Problem to solve: Wherever the string "Ident" appears in a line, extract that line.

Dataset entries:
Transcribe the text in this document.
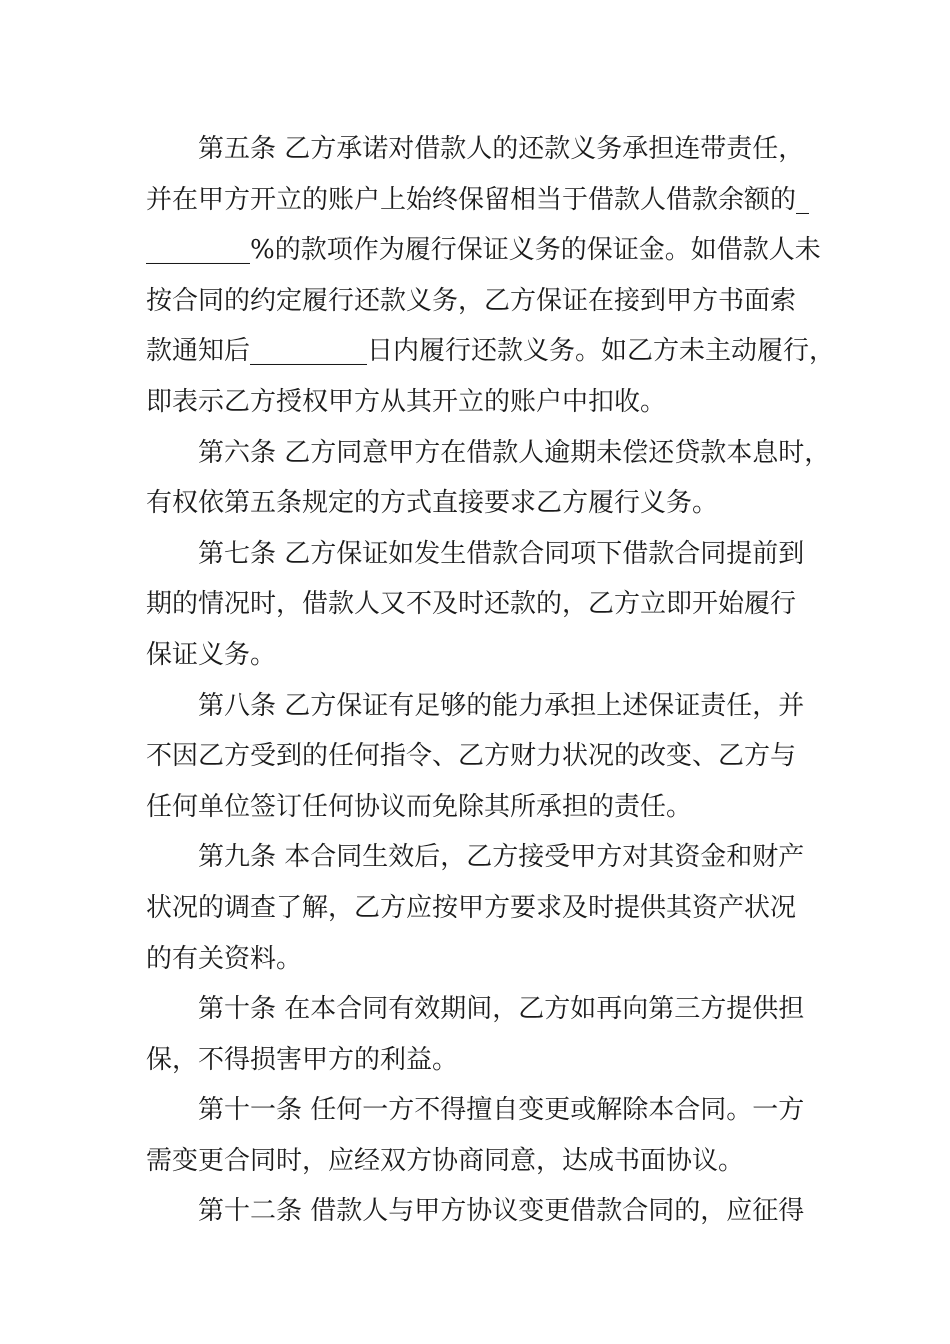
第五条 乙方承诺对借款人的还款义务承担连带责任，
并在甲方开立的账户上始终保留相当于借款人借款余额的_
________%的款项作为履行保证义务的保证金。如借款人未
按合同的约定履行还款义务，乙方保证在接到甲方书面索
款通知后_________日内履行还款义务。如乙方未主动履行，
即表示乙方授权甲方从其开立的账户中扣收。
第六条 乙方同意甲方在借款人逾期未偿还贷款本息时，
有权依第五条规定的方式直接要求乙方履行义务。
第七条 乙方保证如发生借款合同项下借款合同提前到
期的情况时，借款人又不及时还款的，乙方立即开始履行
保证义务。
第八条 乙方保证有足够的能力承担上述保证责任，并
不因乙方受到的任何指令、乙方财力状况的改变、乙方与
任何单位签订任何协议而免除其所承担的责任。
第九条 本合同生效后，乙方接受甲方对其资金和财产
状况的调查了解，乙方应按甲方要求及时提供其资产状况
的有关资料。
第十条 在本合同有效期间，乙方如再向第三方提供担
保，不得损害甲方的利益。
第十一条 任何一方不得擅自变更或解除本合同。一方
需变更合同时，应经双方协商同意，达成书面协议。
第十二条 借款人与甲方协议变更借款合同的，应征得
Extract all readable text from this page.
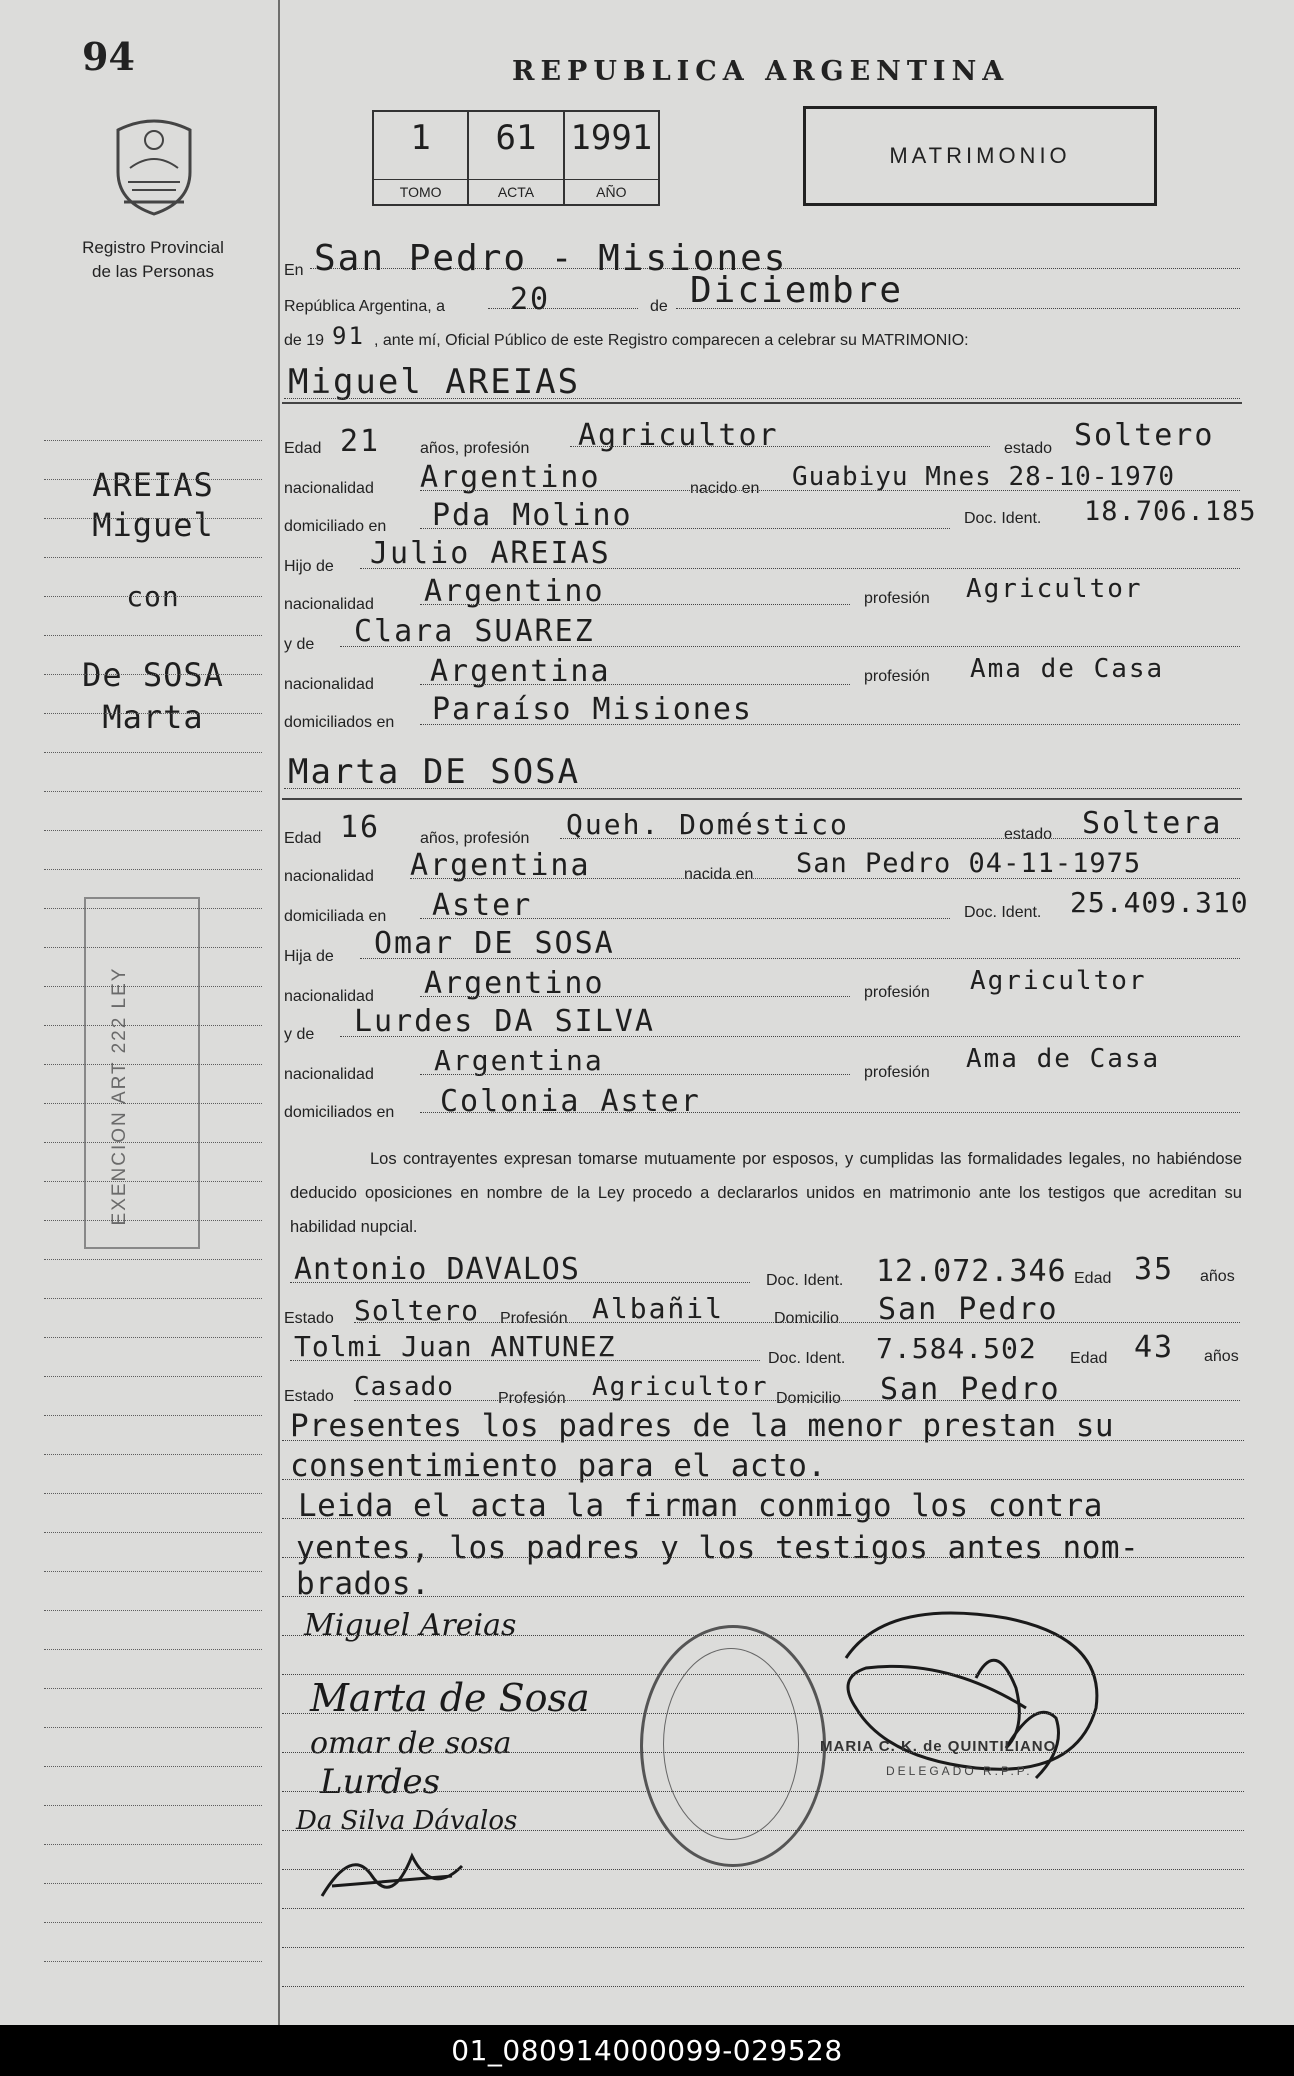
94
Registro Provincial
de las Personas
AREIAS
Miguel
con
De SOSA
Marta
EXENCION ART 222 LEY
REPUBLICA ARGENTINA
1
TOMO
61
ACTA
1991
AÑO
MATRIMONIO
En San Pedro - Misiones
República Argentina, a 20	de Diciembre
de 19 91 , ante mí, Oficial Público de este Registro comparecen a celebrar su MATRIMONIO:
Miguel AREIAS
Edad 21 años, profesión Agricultor	estado Soltero
nacionalidad Argentino	nacido en Guabiyu Mnes 28-10-1970
domiciliado en Pda Molino	Doc. Ident. 18.706.185
Hijo de Julio AREIAS
nacionalidad Argentino	profesión Agricultor
y de Clara SUAREZ
nacionalidad Argentina	profesión Ama de Casa
domiciliados en Paraíso Misiones
Marta DE SOSA
Edad 16 años, profesión Queh. Doméstico	estado Soltera
nacionalidad Argentina	nacida en San Pedro 04-11-1975
domiciliada en Aster	Doc. Ident. 25.409.310
Hija de Omar DE SOSA
nacionalidad Argentino	profesión Agricultor
y de Lurdes DA SILVA
nacionalidad Argentina	profesión Ama de Casa
domiciliados en Colonia Aster
Los contrayentes expresan tomarse mutuamente por esposos, y cumplidas las formalidades legales, no habiéndose deducido oposiciones en nombre de la Ley procedo a declararlos unidos en matrimonio ante los testigos que acreditan su habilidad nupcial.
Antonio DAVALOS	Doc. Ident. 12.072.346 Edad 35 años
Estado Soltero Profesión Albañil	Domicilio San Pedro
Tolmi Juan ANTUNEZ	Doc. Ident. 7.584.502 Edad 43 años
Estado Casado	Profesión Agricultor Domicilio San Pedro
Presentes los padres de la menor prestan su
consentimiento para el acto.
Leida el acta la firman conmigo los contra
yentes, los padres y los testigos antes nom-
brados.
Miguel Areias
Marta de Sosa
omar de sosa
Lurdes
Da Silva Dávalos
MARIA C. K. de QUINTILIANO
DELEGADO R.P.P.
01_080914000099-029528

Worked solution:
domiciliado en Pda Molino	Doc. Ident. 18.706.185
domiciliada en Aster	Doc. Ident. 25.409.310
Antonio DAVALOS	Doc. Ident. 12.072.346 Edad 35 años
Tolmi Juan ANTUNEZ	Doc. Ident. 7.584.502 Edad 43 años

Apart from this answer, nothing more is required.